──────── Data in this exercise ────────
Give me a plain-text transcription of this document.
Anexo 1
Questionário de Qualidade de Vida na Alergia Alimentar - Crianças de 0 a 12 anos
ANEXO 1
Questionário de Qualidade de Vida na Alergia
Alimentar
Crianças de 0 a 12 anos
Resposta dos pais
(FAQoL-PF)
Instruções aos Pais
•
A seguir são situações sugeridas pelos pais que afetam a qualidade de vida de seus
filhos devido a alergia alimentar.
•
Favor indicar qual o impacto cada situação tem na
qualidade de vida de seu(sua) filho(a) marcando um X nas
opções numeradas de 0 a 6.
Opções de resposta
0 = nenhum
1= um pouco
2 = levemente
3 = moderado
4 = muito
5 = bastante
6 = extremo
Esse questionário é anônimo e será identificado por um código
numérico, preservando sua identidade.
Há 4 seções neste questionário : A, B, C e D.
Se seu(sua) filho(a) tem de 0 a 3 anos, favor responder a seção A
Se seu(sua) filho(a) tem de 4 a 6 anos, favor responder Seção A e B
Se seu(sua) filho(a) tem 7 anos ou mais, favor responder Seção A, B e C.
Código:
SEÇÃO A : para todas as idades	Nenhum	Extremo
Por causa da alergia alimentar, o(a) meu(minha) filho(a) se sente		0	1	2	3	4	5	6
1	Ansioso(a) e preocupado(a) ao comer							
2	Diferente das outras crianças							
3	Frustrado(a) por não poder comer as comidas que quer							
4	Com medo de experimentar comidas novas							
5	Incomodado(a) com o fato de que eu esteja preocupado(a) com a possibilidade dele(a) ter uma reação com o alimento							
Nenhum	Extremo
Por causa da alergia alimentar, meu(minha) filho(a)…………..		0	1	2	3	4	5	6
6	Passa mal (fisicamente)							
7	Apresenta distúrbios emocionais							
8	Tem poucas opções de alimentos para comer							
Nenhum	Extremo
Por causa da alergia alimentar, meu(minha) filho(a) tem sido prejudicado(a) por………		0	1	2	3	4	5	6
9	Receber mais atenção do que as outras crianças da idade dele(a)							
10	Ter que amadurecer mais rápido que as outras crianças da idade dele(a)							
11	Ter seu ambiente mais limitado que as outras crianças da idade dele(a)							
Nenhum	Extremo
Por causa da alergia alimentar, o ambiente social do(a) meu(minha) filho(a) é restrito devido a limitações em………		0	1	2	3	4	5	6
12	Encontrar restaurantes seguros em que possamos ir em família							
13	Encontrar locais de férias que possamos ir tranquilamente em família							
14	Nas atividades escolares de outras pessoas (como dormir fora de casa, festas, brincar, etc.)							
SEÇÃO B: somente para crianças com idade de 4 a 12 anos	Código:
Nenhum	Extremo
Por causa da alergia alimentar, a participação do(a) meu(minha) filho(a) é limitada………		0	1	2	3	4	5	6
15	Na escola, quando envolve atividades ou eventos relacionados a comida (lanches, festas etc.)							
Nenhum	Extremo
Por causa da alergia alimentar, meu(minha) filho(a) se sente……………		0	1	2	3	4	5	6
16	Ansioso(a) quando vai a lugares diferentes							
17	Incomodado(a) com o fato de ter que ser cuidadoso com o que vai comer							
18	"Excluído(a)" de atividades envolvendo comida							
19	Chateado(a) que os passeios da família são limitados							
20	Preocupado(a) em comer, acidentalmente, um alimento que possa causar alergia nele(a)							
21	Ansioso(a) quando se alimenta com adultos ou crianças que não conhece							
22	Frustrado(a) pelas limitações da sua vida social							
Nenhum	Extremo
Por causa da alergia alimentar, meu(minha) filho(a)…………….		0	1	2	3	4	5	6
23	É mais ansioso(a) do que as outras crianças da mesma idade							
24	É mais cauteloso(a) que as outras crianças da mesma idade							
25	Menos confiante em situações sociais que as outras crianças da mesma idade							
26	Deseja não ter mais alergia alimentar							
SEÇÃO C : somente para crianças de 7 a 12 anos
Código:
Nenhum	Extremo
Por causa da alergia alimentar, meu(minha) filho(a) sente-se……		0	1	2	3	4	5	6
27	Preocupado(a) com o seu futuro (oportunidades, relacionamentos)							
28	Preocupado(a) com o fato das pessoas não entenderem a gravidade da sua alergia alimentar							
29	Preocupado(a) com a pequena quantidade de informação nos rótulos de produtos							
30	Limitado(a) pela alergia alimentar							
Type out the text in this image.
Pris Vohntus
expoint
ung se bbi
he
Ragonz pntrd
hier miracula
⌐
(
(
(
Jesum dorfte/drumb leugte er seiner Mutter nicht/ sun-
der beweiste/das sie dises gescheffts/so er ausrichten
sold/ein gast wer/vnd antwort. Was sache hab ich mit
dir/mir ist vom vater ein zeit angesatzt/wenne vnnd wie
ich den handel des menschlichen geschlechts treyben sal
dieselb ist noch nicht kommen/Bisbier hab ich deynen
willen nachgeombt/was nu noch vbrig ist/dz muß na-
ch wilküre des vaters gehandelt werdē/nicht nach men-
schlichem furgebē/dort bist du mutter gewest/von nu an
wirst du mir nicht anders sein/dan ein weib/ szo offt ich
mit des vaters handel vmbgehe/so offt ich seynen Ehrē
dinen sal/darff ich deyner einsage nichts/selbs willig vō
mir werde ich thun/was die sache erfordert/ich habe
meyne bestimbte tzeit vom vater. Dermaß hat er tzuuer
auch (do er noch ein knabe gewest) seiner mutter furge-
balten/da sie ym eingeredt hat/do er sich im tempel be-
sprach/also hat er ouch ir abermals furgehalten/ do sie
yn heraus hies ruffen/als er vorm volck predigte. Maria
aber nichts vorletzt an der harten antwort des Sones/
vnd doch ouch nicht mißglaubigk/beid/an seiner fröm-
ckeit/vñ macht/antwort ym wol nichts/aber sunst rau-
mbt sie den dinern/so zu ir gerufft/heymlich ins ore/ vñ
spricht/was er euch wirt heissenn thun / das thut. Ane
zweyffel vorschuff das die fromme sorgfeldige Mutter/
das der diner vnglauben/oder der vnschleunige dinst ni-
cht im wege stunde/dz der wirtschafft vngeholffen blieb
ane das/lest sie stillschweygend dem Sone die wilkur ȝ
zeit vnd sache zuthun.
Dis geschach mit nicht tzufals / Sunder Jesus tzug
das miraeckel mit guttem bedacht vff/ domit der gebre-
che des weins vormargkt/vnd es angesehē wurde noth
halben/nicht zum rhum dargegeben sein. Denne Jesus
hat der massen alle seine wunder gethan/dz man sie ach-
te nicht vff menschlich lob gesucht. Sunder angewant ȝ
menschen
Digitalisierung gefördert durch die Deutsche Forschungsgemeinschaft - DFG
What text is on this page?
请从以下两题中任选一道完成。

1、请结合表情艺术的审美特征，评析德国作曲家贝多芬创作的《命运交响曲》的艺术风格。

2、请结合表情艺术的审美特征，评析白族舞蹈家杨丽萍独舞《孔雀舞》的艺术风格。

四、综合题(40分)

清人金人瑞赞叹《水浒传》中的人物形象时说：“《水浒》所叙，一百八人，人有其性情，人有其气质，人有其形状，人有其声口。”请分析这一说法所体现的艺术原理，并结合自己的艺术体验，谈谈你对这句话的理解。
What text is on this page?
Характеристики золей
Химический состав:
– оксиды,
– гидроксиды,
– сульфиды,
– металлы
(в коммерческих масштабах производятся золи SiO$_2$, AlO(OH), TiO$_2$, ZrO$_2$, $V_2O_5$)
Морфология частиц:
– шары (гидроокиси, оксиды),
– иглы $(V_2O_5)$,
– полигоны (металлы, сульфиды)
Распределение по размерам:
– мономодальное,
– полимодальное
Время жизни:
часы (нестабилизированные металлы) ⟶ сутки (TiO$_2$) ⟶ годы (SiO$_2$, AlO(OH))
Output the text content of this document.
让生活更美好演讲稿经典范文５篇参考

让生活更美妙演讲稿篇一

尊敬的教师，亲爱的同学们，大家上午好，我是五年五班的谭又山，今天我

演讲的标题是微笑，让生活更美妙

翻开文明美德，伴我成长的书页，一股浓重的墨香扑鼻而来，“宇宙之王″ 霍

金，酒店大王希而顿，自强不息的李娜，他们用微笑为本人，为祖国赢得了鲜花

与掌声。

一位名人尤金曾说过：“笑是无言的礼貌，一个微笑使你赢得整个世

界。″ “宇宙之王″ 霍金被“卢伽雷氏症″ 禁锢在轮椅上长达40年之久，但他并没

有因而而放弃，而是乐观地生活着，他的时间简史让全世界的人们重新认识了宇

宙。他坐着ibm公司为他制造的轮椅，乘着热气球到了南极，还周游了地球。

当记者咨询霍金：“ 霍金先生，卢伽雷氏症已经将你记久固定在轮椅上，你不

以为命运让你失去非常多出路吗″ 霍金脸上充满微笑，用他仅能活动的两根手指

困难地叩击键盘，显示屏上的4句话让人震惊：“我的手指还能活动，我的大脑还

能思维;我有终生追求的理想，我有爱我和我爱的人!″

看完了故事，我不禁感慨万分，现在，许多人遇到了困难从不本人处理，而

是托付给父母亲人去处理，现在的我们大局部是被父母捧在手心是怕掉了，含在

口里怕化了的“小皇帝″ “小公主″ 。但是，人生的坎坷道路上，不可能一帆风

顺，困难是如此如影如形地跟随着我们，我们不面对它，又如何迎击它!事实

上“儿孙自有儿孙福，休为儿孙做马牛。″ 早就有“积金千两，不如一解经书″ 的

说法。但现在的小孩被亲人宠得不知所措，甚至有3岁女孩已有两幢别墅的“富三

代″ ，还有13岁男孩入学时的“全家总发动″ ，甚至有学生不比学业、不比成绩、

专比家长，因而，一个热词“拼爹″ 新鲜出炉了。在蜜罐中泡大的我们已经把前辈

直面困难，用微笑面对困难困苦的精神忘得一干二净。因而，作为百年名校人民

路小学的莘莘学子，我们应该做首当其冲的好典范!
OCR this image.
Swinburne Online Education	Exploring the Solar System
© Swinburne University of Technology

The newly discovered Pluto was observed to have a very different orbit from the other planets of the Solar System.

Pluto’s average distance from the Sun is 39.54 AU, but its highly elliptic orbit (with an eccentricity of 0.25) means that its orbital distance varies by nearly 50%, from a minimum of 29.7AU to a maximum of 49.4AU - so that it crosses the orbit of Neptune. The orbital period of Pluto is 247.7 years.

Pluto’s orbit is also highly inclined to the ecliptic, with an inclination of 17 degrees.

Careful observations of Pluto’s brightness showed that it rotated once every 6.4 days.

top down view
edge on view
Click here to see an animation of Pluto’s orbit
────────
#### Do this:
Identify each line holding the string "limitações", and copy it out.

#### Complete answer:
Por causa da alergia alimentar, o ambiente social do(a) meu(minha) filho(a) é restrito devido a limitações em………		0	1	2	3	4	5	6
22	Frustrado(a) pelas limitações da sua vida social							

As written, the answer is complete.